WHAT YOU SHOULD DO =
Keep the pictures out of the copy and repeat the records exactly.
====================
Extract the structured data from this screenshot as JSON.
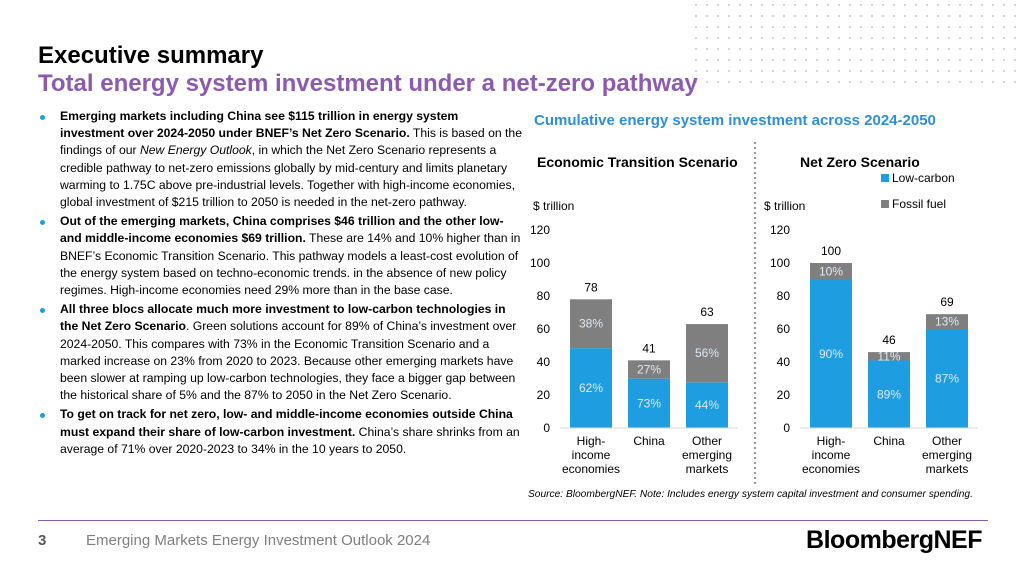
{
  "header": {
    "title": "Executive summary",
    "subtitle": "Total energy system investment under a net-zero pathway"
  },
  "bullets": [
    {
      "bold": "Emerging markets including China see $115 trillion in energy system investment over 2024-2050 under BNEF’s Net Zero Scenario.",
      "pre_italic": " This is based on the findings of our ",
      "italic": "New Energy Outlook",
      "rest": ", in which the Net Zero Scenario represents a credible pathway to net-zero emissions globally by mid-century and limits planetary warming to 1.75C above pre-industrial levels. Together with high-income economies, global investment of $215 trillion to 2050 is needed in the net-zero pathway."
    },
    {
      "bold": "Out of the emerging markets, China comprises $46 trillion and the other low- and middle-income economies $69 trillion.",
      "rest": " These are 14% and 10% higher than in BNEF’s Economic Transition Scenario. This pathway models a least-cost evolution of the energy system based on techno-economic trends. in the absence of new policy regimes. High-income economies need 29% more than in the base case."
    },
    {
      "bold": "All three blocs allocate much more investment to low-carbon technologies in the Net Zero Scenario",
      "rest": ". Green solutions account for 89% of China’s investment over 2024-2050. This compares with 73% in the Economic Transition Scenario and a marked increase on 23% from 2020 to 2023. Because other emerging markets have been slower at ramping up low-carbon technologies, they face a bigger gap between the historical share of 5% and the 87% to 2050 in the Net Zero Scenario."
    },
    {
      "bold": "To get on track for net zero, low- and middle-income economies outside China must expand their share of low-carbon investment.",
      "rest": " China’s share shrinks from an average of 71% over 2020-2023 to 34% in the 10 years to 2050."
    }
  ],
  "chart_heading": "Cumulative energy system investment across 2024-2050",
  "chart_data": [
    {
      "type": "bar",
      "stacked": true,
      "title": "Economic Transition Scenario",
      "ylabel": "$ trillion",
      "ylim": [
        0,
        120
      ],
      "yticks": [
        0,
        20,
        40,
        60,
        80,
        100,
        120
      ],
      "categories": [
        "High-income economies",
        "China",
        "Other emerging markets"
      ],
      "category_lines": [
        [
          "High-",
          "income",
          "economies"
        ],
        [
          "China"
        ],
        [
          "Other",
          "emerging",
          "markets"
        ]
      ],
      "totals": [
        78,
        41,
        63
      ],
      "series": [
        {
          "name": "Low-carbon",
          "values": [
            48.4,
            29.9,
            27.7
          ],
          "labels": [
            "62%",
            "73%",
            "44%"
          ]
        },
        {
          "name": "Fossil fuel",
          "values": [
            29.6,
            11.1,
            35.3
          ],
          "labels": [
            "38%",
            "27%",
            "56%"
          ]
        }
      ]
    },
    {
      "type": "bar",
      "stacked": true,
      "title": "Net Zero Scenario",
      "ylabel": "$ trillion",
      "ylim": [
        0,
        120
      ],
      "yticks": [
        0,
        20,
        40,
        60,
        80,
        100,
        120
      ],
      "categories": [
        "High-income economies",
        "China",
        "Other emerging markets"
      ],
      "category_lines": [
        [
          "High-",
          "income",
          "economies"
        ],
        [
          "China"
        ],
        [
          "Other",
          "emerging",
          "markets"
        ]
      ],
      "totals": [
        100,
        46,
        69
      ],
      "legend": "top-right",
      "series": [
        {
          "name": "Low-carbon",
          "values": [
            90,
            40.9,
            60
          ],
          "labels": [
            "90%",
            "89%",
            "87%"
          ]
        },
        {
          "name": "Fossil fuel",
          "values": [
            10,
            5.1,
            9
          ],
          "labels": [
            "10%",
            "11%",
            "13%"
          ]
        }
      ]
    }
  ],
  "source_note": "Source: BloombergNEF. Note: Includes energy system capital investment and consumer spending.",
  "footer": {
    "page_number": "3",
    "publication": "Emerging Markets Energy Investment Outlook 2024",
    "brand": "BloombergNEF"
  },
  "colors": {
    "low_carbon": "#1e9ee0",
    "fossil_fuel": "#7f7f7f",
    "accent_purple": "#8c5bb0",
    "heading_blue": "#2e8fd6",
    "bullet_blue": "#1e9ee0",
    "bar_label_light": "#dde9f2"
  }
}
====================
RESPONSE BELOW =
Extract the structured data from this screenshot as JSON.
{
  "header": {
    "title": "Executive summary",
    "subtitle": "Total energy system investment under a net-zero pathway"
  },
  "bullets": [
    {
      "bold": "Emerging markets including China see $115 trillion in energy system investment over 2024-2050 under BNEF’s Net Zero Scenario.",
      "pre_italic": " This is based on the findings of our ",
      "italic": "New Energy Outlook",
      "rest": ", in which the Net Zero Scenario represents a credible pathway to net-zero emissions globally by mid-century and limits planetary warming to 1.75C above pre-industrial levels. Together with high-income economies, global investment of $215 trillion to 2050 is needed in the net-zero pathway."
    },
    {
      "bold": "Out of the emerging markets, China comprises $46 trillion and the other low- and middle-income economies $69 trillion.",
      "rest": " These are 14% and 10% higher than in BNEF’s Economic Transition Scenario. This pathway models a least-cost evolution of the energy system based on techno-economic trends. in the absence of new policy regimes. High-income economies need 29% more than in the base case."
    },
    {
      "bold": "All three blocs allocate much more investment to low-carbon technologies in the Net Zero Scenario",
      "rest": ". Green solutions account for 89% of China’s investment over 2024-2050. This compares with 73% in the Economic Transition Scenario and a marked increase on 23% from 2020 to 2023. Because other emerging markets have been slower at ramping up low-carbon technologies, they face a bigger gap between the historical share of 5% and the 87% to 2050 in the Net Zero Scenario."
    },
    {
      "bold": "To get on track for net zero, low- and middle-income economies outside China must expand their share of low-carbon investment.",
      "rest": " China’s share shrinks from an average of 71% over 2020-2023 to 34% in the 10 years to 2050."
    }
  ],
  "chart_heading": "Cumulative energy system investment across 2024-2050",
  "chart_data": [
    {
      "type": "bar",
      "stacked": true,
      "title": "Economic Transition Scenario",
      "ylabel": "$ trillion",
      "ylim": [
        0,
        120
      ],
      "yticks": [
        0,
        20,
        40,
        60,
        80,
        100,
        120
      ],
      "categories": [
        "High-income economies",
        "China",
        "Other emerging markets"
      ],
      "category_lines": [
        [
          "High-",
          "income",
          "economies"
        ],
        [
          "China"
        ],
        [
          "Other",
          "emerging",
          "markets"
        ]
      ],
      "totals": [
        78,
        41,
        63
      ],
      "series": [
        {
          "name": "Low-carbon",
          "values": [
            48.4,
            29.9,
            27.7
          ],
          "labels": [
            "62%",
            "73%",
            "44%"
          ]
        },
        {
          "name": "Fossil fuel",
          "values": [
            29.6,
            11.1,
            35.3
          ],
          "labels": [
            "38%",
            "27%",
            "56%"
          ]
        }
      ]
    },
    {
      "type": "bar",
      "stacked": true,
      "title": "Net Zero Scenario",
      "ylabel": "$ trillion",
      "ylim": [
        0,
        120
      ],
      "yticks": [
        0,
        20,
        40,
        60,
        80,
        100,
        120
      ],
      "categories": [
        "High-income economies",
        "China",
        "Other emerging markets"
      ],
      "category_lines": [
        [
          "High-",
          "income",
          "economies"
        ],
        [
          "China"
        ],
        [
          "Other",
          "emerging",
          "markets"
        ]
      ],
      "totals": [
        100,
        46,
        69
      ],
      "legend": "top-right",
      "series": [
        {
          "name": "Low-carbon",
          "values": [
            90,
            40.9,
            60
          ],
          "labels": [
            "90%",
            "89%",
            "87%"
          ]
        },
        {
          "name": "Fossil fuel",
          "values": [
            10,
            5.1,
            9
          ],
          "labels": [
            "10%",
            "11%",
            "13%"
          ]
        }
      ]
    }
  ],
  "source_note": "Source: BloombergNEF. Note: Includes energy system capital investment and consumer spending.",
  "footer": {
    "page_number": "3",
    "publication": "Emerging Markets Energy Investment Outlook 2024",
    "brand": "BloombergNEF"
  },
  "colors": {
    "low_carbon": "#1e9ee0",
    "fossil_fuel": "#7f7f7f",
    "accent_purple": "#8c5bb0",
    "heading_blue": "#2e8fd6",
    "bullet_blue": "#1e9ee0",
    "bar_label_light": "#dde9f2"
  }
}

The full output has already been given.